* **WHAT TO DO**: Update the material below by changing every "data-point" to "point" and leaving everything else unchanged. Leave the pictures out of your answer.

* **MATERIAL**:
━━━━━━━━━━━━━━━━━━━━
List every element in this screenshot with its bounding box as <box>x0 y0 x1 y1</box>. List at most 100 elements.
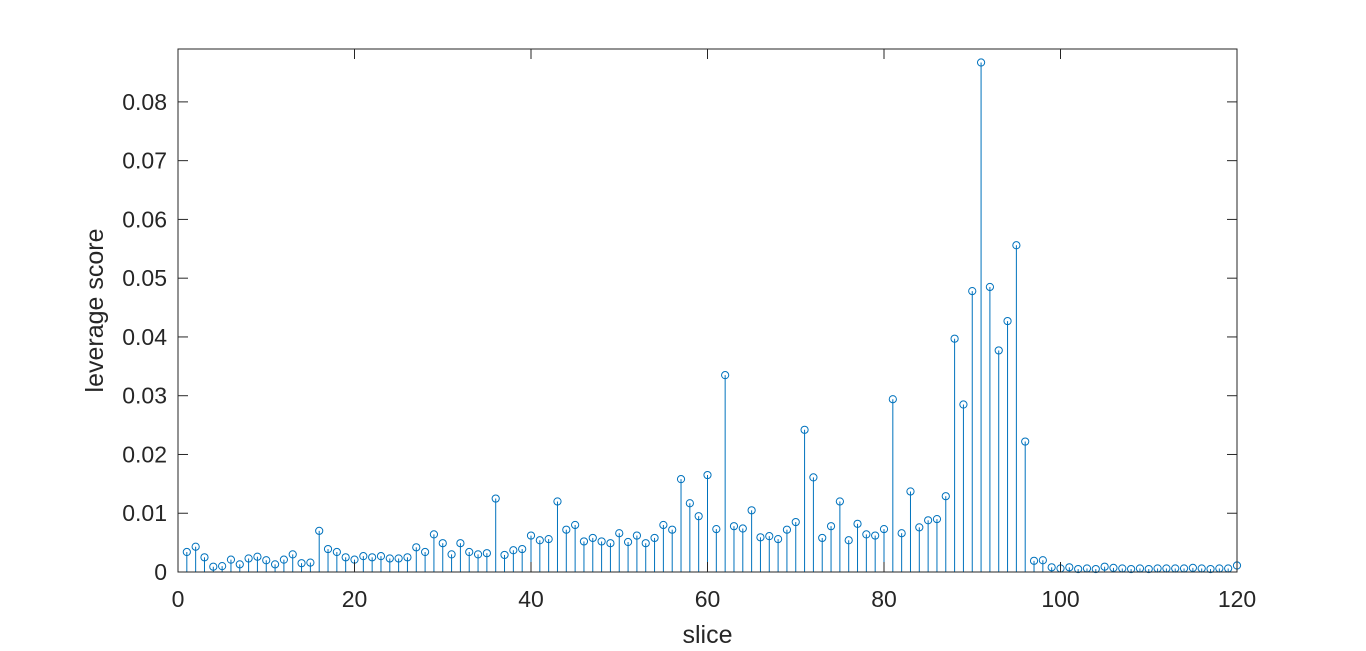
y-tick-label: 0.01 <box>122 500 167 526</box>
x-tick-label: 40 <box>518 586 544 612</box>
data-point <box>553 497 562 506</box>
data-point <box>1021 437 1030 446</box>
data-point <box>1109 563 1118 572</box>
data-point <box>1188 563 1197 572</box>
data-point <box>844 536 853 545</box>
data-point <box>888 395 897 404</box>
data-point <box>800 425 809 434</box>
data-point <box>1091 564 1100 574</box>
y-tick-label: 0.02 <box>122 441 167 467</box>
data-point <box>509 546 518 555</box>
data-point <box>341 553 350 562</box>
data-point <box>394 554 403 563</box>
data-point <box>932 515 942 524</box>
data-point <box>871 531 880 540</box>
data-point <box>579 537 589 546</box>
data-point <box>279 555 288 564</box>
x-tick-label: 80 <box>871 586 897 612</box>
data-point <box>359 552 368 561</box>
data-point <box>323 544 333 554</box>
data-point <box>403 553 412 562</box>
x-tick-label: 120 <box>1218 586 1256 612</box>
data-point <box>906 487 915 496</box>
data-point <box>500 550 509 560</box>
data-point <box>959 400 968 409</box>
data-point <box>332 547 341 557</box>
data-point <box>429 530 439 539</box>
data-point <box>491 494 500 503</box>
data-point <box>782 525 792 534</box>
data-point <box>1065 563 1074 572</box>
data-point <box>738 524 747 533</box>
data-point <box>703 470 712 480</box>
stem-markers <box>182 58 1242 574</box>
y-tick-label: 0.04 <box>122 324 167 350</box>
x-axis-label: slice <box>682 621 732 649</box>
data-point <box>421 547 430 557</box>
data-point <box>1127 564 1136 574</box>
data-point <box>1206 564 1215 574</box>
data-point <box>262 556 271 565</box>
data-point <box>235 560 244 569</box>
data-point <box>1012 241 1021 250</box>
data-point <box>562 525 571 534</box>
data-point <box>985 282 995 292</box>
data-point <box>668 525 677 534</box>
data-point <box>791 517 800 527</box>
x-tick-label: 100 <box>1041 586 1079 612</box>
data-point <box>218 562 227 571</box>
data-point <box>729 522 739 531</box>
y-tick-label: 0.05 <box>122 265 167 291</box>
data-point <box>756 533 765 542</box>
data-point <box>826 522 836 531</box>
data-point <box>976 58 986 67</box>
data-point <box>1029 556 1039 565</box>
data-point <box>544 534 553 544</box>
data-point <box>376 552 386 561</box>
data-point <box>694 512 703 521</box>
data-point <box>438 539 447 548</box>
data-point <box>447 550 456 559</box>
data-point <box>950 334 959 343</box>
data-point <box>606 539 615 548</box>
x-tick-label: 0 <box>172 586 185 612</box>
data-point <box>659 520 668 530</box>
y-tick-label: 0 <box>154 559 167 585</box>
data-point <box>182 547 191 557</box>
data-point <box>518 544 527 554</box>
data-point <box>676 475 686 484</box>
data-point <box>306 558 315 567</box>
data-point <box>191 542 200 551</box>
x-tick-label: 20 <box>342 586 368 612</box>
x-tick-label: 60 <box>695 586 721 612</box>
y-tick-label: 0.06 <box>122 206 167 232</box>
data-point <box>200 553 209 562</box>
data-point <box>226 555 236 564</box>
data-point <box>465 547 474 557</box>
data-point <box>368 553 377 562</box>
data-point <box>473 550 483 559</box>
data-point <box>244 554 253 563</box>
data-point <box>1003 316 1012 326</box>
data-point <box>879 525 889 534</box>
data-point <box>968 287 977 296</box>
data-point <box>747 506 756 515</box>
data-point <box>588 533 597 543</box>
y-axis: 0 0.01 0.02 0.03 0.04 0.05 0.06 0.07 0.08 <box>122 89 1237 585</box>
data-point <box>924 516 933 525</box>
data-point <box>853 519 862 528</box>
data-point <box>641 539 650 548</box>
data-point <box>1038 556 1047 565</box>
data-point <box>315 526 324 535</box>
data-point <box>685 499 694 508</box>
data-point <box>623 537 633 547</box>
data-point <box>482 549 491 558</box>
x-axis: 0 20 40 60 80 100 120 <box>172 49 1256 612</box>
data-point <box>535 536 544 545</box>
y-tick-label: 0.03 <box>122 383 167 409</box>
data-point <box>835 497 844 506</box>
data-point <box>253 552 262 561</box>
data-point <box>385 554 394 563</box>
data-point <box>270 560 280 569</box>
data-point <box>297 559 306 568</box>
━━━━━━━━━━━━━━━━━━━━
* **FINISHED TASK**:
List every element in this screenshot with its bounding box as <box>x0 y0 x1 y1</box>. List at most 100 elements.
y-tick-label: 0.01 <box>122 500 167 526</box>
x-tick-label: 40 <box>518 586 544 612</box>
point <box>553 497 562 506</box>
point <box>1021 437 1030 446</box>
point <box>1109 563 1118 572</box>
point <box>1188 563 1197 572</box>
point <box>844 536 853 545</box>
point <box>888 395 897 404</box>
point <box>800 425 809 434</box>
point <box>1091 564 1100 574</box>
y-tick-label: 0.02 <box>122 441 167 467</box>
point <box>509 546 518 555</box>
point <box>341 553 350 562</box>
point <box>394 554 403 563</box>
point <box>932 515 942 524</box>
point <box>871 531 880 540</box>
point <box>579 537 589 546</box>
point <box>279 555 288 564</box>
x-tick-label: 80 <box>871 586 897 612</box>
point <box>359 552 368 561</box>
point <box>323 544 333 554</box>
point <box>403 553 412 562</box>
x-tick-label: 120 <box>1218 586 1256 612</box>
point <box>906 487 915 496</box>
point <box>500 550 509 560</box>
point <box>959 400 968 409</box>
point <box>332 547 341 557</box>
point <box>429 530 439 539</box>
point <box>491 494 500 503</box>
point <box>782 525 792 534</box>
point <box>1065 563 1074 572</box>
point <box>738 524 747 533</box>
point <box>703 470 712 480</box>
stem-markers <box>182 58 1242 574</box>
y-tick-label: 0.04 <box>122 324 167 350</box>
x-axis-label: slice <box>682 621 732 649</box>
point <box>421 547 430 557</box>
point <box>1127 564 1136 574</box>
point <box>1206 564 1215 574</box>
point <box>262 556 271 565</box>
point <box>235 560 244 569</box>
point <box>1012 241 1021 250</box>
point <box>562 525 571 534</box>
point <box>985 282 995 292</box>
point <box>668 525 677 534</box>
point <box>791 517 800 527</box>
x-tick-label: 100 <box>1041 586 1079 612</box>
point <box>218 562 227 571</box>
point <box>729 522 739 531</box>
y-tick-label: 0.05 <box>122 265 167 291</box>
point <box>756 533 765 542</box>
point <box>826 522 836 531</box>
point <box>976 58 986 67</box>
point <box>1029 556 1039 565</box>
point <box>544 534 553 544</box>
point <box>376 552 386 561</box>
point <box>694 512 703 521</box>
point <box>438 539 447 548</box>
point <box>447 550 456 559</box>
point <box>950 334 959 343</box>
point <box>606 539 615 548</box>
x-tick-label: 0 <box>172 586 185 612</box>
point <box>659 520 668 530</box>
y-tick-label: 0 <box>154 559 167 585</box>
point <box>182 547 191 557</box>
point <box>518 544 527 554</box>
point <box>676 475 686 484</box>
point <box>306 558 315 567</box>
point <box>191 542 200 551</box>
x-tick-label: 20 <box>342 586 368 612</box>
x-tick-label: 60 <box>695 586 721 612</box>
y-tick-label: 0.06 <box>122 206 167 232</box>
point <box>200 553 209 562</box>
point <box>226 555 236 564</box>
point <box>465 547 474 557</box>
point <box>368 553 377 562</box>
point <box>473 550 483 559</box>
point <box>244 554 253 563</box>
point <box>1003 316 1012 326</box>
point <box>879 525 889 534</box>
point <box>968 287 977 296</box>
point <box>747 506 756 515</box>
point <box>588 533 597 543</box>
y-axis: 0 0.01 0.02 0.03 0.04 0.05 0.06 0.07 0.08 <box>122 89 1237 585</box>
point <box>924 516 933 525</box>
point <box>853 519 862 528</box>
point <box>641 539 650 548</box>
point <box>1038 556 1047 565</box>
point <box>315 526 324 535</box>
point <box>685 499 694 508</box>
point <box>623 537 633 547</box>
point <box>482 549 491 558</box>
x-axis: 0 20 40 60 80 100 120 <box>172 49 1256 612</box>
point <box>535 536 544 545</box>
y-tick-label: 0.03 <box>122 383 167 409</box>
point <box>835 497 844 506</box>
point <box>253 552 262 561</box>
point <box>385 554 394 563</box>
point <box>270 560 280 569</box>
point <box>297 559 306 568</box>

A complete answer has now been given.